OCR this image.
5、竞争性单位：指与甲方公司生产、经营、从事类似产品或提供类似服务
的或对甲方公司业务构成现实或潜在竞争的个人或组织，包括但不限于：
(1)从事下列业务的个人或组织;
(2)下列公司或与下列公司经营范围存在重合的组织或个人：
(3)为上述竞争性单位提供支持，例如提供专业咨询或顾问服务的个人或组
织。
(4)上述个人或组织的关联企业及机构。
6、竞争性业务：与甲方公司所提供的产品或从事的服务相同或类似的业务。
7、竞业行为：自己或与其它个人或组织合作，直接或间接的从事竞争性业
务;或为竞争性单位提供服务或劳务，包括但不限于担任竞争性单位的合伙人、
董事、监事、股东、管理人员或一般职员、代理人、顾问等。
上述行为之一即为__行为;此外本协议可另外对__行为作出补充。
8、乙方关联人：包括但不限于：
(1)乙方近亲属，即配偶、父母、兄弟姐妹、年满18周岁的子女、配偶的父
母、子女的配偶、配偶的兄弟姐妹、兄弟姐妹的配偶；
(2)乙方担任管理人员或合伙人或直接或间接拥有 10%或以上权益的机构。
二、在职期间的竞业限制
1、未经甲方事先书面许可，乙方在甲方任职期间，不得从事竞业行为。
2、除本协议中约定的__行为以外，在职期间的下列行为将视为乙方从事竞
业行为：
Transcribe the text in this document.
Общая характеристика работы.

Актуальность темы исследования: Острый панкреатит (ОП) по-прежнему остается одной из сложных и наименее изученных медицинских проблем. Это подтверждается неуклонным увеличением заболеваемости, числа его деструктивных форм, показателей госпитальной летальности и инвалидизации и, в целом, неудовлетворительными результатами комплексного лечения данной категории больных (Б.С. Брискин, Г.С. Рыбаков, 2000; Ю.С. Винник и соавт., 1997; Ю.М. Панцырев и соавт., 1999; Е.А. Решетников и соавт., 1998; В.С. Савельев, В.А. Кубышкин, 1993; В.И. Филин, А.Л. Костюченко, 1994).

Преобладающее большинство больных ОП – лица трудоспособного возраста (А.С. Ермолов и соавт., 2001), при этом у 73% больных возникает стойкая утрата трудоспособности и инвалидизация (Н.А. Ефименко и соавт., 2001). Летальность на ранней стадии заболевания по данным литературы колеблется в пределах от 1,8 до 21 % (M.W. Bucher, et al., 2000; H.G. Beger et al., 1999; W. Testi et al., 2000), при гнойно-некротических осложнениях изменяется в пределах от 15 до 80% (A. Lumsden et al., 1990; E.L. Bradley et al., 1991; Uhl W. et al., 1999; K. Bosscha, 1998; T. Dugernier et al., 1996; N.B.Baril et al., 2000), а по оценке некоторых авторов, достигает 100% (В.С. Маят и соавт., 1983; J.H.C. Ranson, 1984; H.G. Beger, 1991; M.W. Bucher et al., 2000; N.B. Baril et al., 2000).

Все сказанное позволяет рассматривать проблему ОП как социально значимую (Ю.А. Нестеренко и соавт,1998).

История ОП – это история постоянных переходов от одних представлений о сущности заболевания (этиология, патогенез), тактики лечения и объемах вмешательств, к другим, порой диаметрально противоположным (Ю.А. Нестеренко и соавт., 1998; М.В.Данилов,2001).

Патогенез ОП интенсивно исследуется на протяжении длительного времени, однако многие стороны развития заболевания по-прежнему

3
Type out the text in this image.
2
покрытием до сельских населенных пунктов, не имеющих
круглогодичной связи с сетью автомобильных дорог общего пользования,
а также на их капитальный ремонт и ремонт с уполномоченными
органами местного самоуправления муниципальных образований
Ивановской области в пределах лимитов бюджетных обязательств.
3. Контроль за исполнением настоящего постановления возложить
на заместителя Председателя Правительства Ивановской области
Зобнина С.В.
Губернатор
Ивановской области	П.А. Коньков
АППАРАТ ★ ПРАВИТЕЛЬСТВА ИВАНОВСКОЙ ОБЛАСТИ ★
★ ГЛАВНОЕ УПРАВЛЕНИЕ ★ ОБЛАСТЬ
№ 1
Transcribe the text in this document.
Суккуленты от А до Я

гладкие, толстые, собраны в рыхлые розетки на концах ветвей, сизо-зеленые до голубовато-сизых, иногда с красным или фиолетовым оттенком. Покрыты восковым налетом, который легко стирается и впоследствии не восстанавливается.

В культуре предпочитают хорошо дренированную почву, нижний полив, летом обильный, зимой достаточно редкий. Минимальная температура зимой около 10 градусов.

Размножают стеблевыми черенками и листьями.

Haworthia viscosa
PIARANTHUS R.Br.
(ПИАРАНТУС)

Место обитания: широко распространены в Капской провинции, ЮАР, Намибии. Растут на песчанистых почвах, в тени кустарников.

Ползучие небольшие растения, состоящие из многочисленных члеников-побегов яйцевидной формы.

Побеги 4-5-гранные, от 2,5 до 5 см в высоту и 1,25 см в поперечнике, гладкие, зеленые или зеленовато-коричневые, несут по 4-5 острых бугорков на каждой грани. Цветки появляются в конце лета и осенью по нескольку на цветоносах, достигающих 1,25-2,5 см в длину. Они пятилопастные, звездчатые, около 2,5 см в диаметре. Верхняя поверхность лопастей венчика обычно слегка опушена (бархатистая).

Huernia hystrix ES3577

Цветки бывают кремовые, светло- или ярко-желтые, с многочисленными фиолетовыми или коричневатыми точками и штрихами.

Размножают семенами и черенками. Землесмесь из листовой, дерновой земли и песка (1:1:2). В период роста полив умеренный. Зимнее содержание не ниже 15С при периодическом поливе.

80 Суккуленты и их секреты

[Required work]
Search the lines for the string "полив" and copy every line that has it.

[Answer to this exercise]
В культуре предпочитают хорошо дренированную почву, нижний полив, летом обильный, зимой достаточно редкий. Минимальная температура зимой около 10 градусов.
Размножают семенами и черенками. Землесмесь из листовой, дерновой земли и песка (1:1:2). В период роста полив умеренный. Зимнее содержание не ниже 15С при периодическом поливе.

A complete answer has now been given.